→ **Goal**
Indicate only the number of lines in the listing below in which the word "Give" appears.

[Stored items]
■ ■ ■

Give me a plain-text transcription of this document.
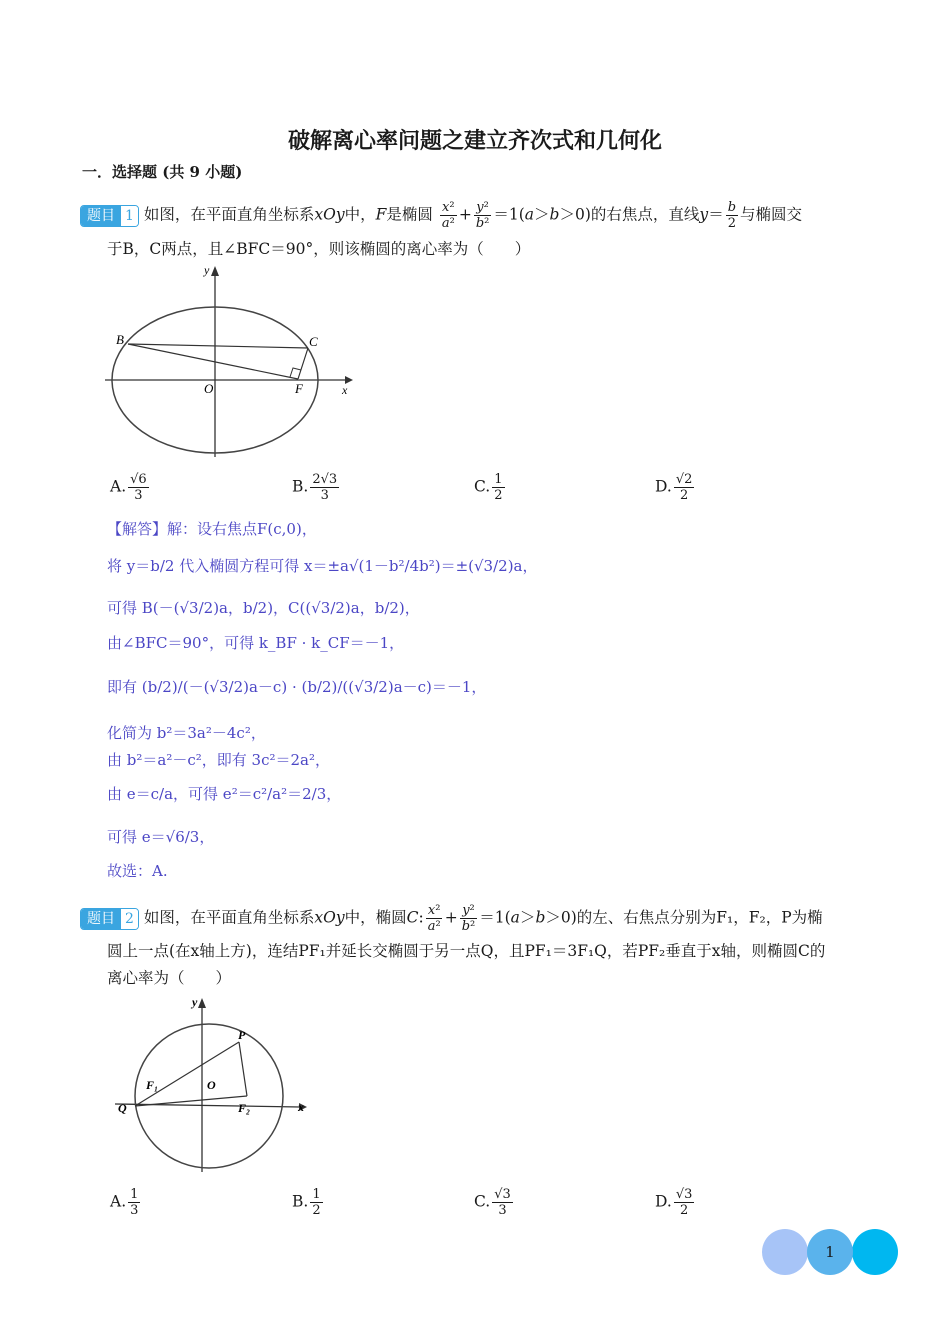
破解离心率问题之建立齐次式和几何化
一．选择题 (共 9 小题)
题目 1 如图，在平面直角坐标系xOy中，F是椭圆 $\frac{\text{x²}}{\text{a²}} + \frac{\text{y²}}{\text{b²}} =1(a>b>0)$的右焦点，直线$y= \frac{b}{2}$ 与椭圆交
于B，C两点，且∠BFC＝90°，则该椭圆的离心率为（　　）
y
x
B	C
O	F
A. $\frac{√6}{3}$	B. $\frac{2√3}{3}$	C. $\frac{1}{2}$	D. $\frac{√2}{2}$
【解答】解：设右焦点F(c,0)，
将 y＝b/2 代入椭圆方程可得 x＝±a√(1－b²/4b²)＝±(√3/2)a，
可得 B(－(√3/2)a，b/2)，C((√3/2)a，b/2)，
由∠BFC＝90°，可得 k_BF · k_CF＝－1，
即有 (b/2)/(－(√3/2)a－c) · (b/2)/((√3/2)a－c)＝－1，
化简为 b²＝3a²－4c²，
由 b²＝a²－c²，即有 3c²＝2a²，
由 e＝c/a，可得 e²＝c²/a²＝2/3，
可得 e＝√6/3，
故选：A.
题目 2 如图，在平面直角坐标系xOy中，椭圆C: $\frac{\text{x²}}{\text{a²}} + \frac{\text{y²}}{\text{b²}} =1(a>b>0)$的左、右焦点分别为F₁，F₂，P为椭
圆上一点(在x轴上方)，连结PF₁并延长交椭圆于另一点Q，且PF₁＝3F₁Q，若PF₂垂直于x轴，则椭圆C的
离心率为（　　）
y
x
P
O
F₁
F₂
Q
A. $\frac{1}{3}$	B. $\frac{1}{2}$	C. $\frac{√3}{3}$	D. $\frac{√3}{2}$
1
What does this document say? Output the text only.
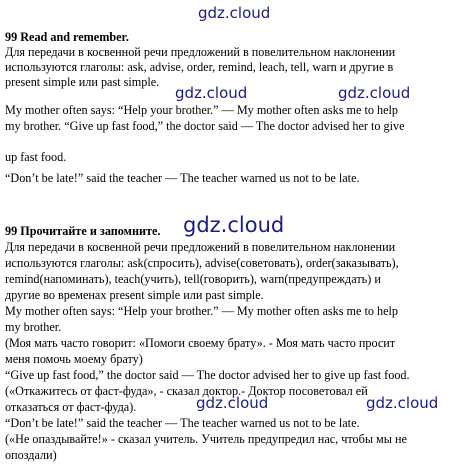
99 Read and remember.
Для передачи в косвенной речи предложений в повелительном наклонении
используются глаголы: ask, advise, order, remind, leach, tell, warn и другие в
present simple или past simple.
My mother often says: “Help your brother.” — My mother often asks me to help
my brother. “Give up fast food,” the doctor said — The doctor advised her to give
up fast food.
“Don’t be late!” said the teacher — The teacher warned us not to be late.
99 Прочитайте и запомните.
Для передачи в косвенной речи предложений в повелительном наклонении
используются глаголы: ask(спросить), advise(советовать), order(заказывать),
remind(напоминать), teach(учить), tell(говорить), warn(предупреждать) и
другие во временах present simple или past simple.
My mother often says: “Help your brother.” — My mother often asks me to help
my brother.
(Моя мать часто говорит: «Помоги своему брату». - Моя мать часто просит
меня помочь моему брату)
“Give up fast food,” the doctor said — The doctor advised her to give up fast food.
(«Откажитесь от фаст-фуда», - сказал доктор.- Доктор посоветовал ей
отказаться от фаст-фуда).
“Don’t be late!” said the teacher — The teacher warned us not to be late.
(«Не опаздывайте!» - сказал учитель. Учитель предупредил нас, чтобы мы не
опоздали)
gdz.cloud
gdz.cloud	gdz.cloud
gdz.cloud
gdz.cloud	gdz.cloud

■ ■ ■

→ **Complete output**
3